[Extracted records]
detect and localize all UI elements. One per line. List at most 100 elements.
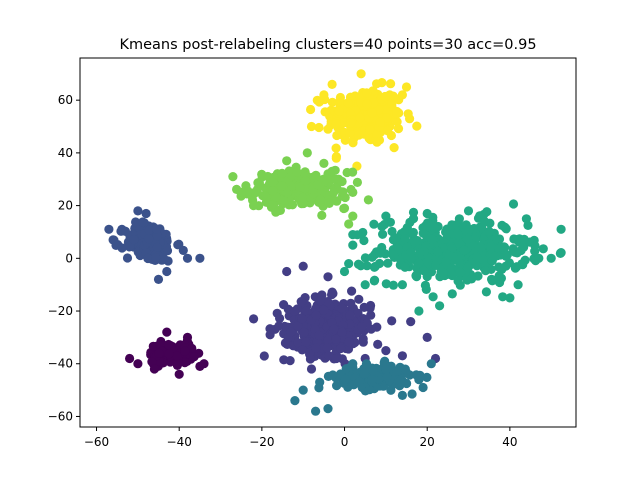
data-point — [454, 238, 464, 248]
data-point — [341, 364, 351, 374]
data-point — [141, 208, 151, 219]
data-point — [372, 137, 382, 147]
data-point — [455, 267, 465, 277]
data-point — [265, 330, 275, 340]
data-point — [323, 404, 333, 414]
data-point — [173, 358, 183, 368]
y-tick-label: −60 — [48, 409, 73, 423]
data-point — [371, 129, 381, 139]
data-point — [336, 343, 346, 354]
data-point — [148, 341, 158, 351]
data-point — [282, 156, 292, 166]
data-point — [366, 310, 376, 320]
data-point — [344, 337, 354, 347]
data-point — [397, 351, 407, 361]
data-point — [302, 148, 312, 158]
data-point — [484, 226, 494, 236]
data-point — [290, 396, 300, 406]
data-point — [467, 274, 477, 284]
data-point — [464, 224, 474, 234]
data-point — [453, 229, 463, 239]
data-point — [441, 257, 451, 267]
data-point — [382, 372, 392, 382]
data-point — [463, 262, 473, 273]
data-point — [372, 79, 382, 89]
data-point — [348, 211, 358, 221]
cluster-2 — [228, 148, 373, 229]
data-point — [339, 266, 350, 277]
data-point — [343, 344, 354, 354]
data-point — [299, 327, 309, 337]
x-tick-label: 20 — [420, 435, 435, 449]
y-axis: −60 −40 −20 0 20 40 60 — [48, 93, 80, 423]
data-point — [286, 327, 296, 337]
data-point — [287, 200, 298, 210]
data-point — [360, 253, 370, 263]
data-point — [298, 385, 308, 395]
data-point — [174, 369, 184, 379]
data-point — [348, 187, 358, 197]
data-point — [311, 343, 321, 353]
y-tick-label: −40 — [48, 357, 73, 371]
data-point — [556, 224, 566, 234]
data-point — [355, 113, 365, 123]
data-point — [381, 211, 391, 221]
data-point — [362, 99, 372, 109]
data-point — [481, 266, 491, 276]
data-point — [178, 245, 188, 255]
data-point — [495, 277, 505, 288]
data-point — [301, 337, 311, 347]
data-point — [323, 124, 333, 134]
data-point — [295, 182, 305, 192]
data-point — [345, 310, 355, 320]
data-point — [408, 207, 419, 217]
data-point — [406, 317, 416, 327]
data-point — [422, 208, 432, 219]
data-point — [314, 330, 324, 340]
data-point — [447, 270, 457, 281]
data-point — [315, 195, 326, 205]
data-point — [317, 210, 327, 220]
data-point — [443, 229, 453, 239]
data-point — [521, 214, 532, 224]
data-point — [419, 266, 429, 276]
data-point — [125, 353, 135, 364]
data-point — [490, 251, 500, 261]
data-point — [397, 90, 407, 100]
x-tick-label: −20 — [249, 435, 274, 449]
data-point — [366, 324, 376, 334]
data-point — [352, 177, 362, 187]
cluster-5 — [249, 261, 441, 374]
data-point — [268, 186, 278, 196]
data-point — [147, 357, 157, 367]
data-point — [323, 272, 333, 282]
data-point — [513, 280, 523, 290]
data-point — [381, 346, 391, 356]
data-point — [346, 118, 356, 128]
data-point — [300, 176, 311, 186]
data-point — [530, 241, 540, 251]
data-point — [122, 253, 133, 263]
data-point — [386, 385, 396, 395]
data-point — [427, 234, 437, 244]
data-point — [363, 195, 373, 205]
data-point — [120, 226, 131, 236]
y-tick-label: 40 — [58, 146, 73, 160]
data-point — [319, 90, 329, 100]
data-point — [297, 193, 308, 203]
data-point — [382, 113, 392, 123]
data-point — [104, 224, 114, 234]
x-tick-label: 0 — [341, 435, 349, 449]
data-point — [418, 382, 428, 393]
data-point — [414, 375, 424, 385]
data-point — [228, 172, 238, 182]
data-point — [329, 324, 339, 334]
data-point — [348, 359, 358, 369]
data-point — [338, 187, 348, 197]
data-point — [518, 260, 528, 270]
data-point — [144, 225, 154, 235]
data-point — [347, 286, 357, 296]
data-point — [138, 217, 148, 227]
data-point — [236, 187, 246, 197]
data-point — [249, 314, 259, 324]
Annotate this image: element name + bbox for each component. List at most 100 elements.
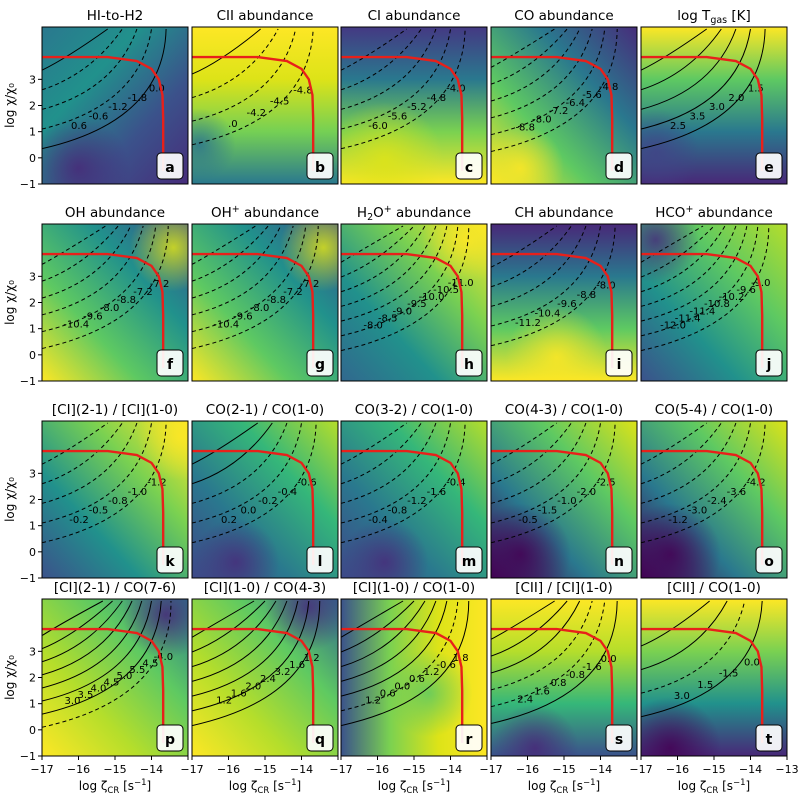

_THE TASK:_ Rewrite the entries from the line with "data-point — [454, 238, 464, 248]" to the line with "data-point — [290, 396, 300, 406]", swapping "data-point" for "marker" and leaving everything else in those lines as it is.

_COMPLETE ANSWER:_
marker — [454, 238, 464, 248]
marker — [341, 364, 351, 374]
marker — [141, 208, 151, 219]
marker — [372, 137, 382, 147]
marker — [455, 267, 465, 277]
marker — [265, 330, 275, 340]
marker — [323, 404, 333, 414]
marker — [173, 358, 183, 368]
y-tick-label: −60 — [48, 409, 73, 423]
marker — [371, 129, 381, 139]
marker — [336, 343, 346, 354]
marker — [148, 341, 158, 351]
marker — [282, 156, 292, 166]
marker — [366, 310, 376, 320]
marker — [344, 337, 354, 347]
marker — [397, 351, 407, 361]
marker — [302, 148, 312, 158]
marker — [484, 226, 494, 236]
marker — [290, 396, 300, 406]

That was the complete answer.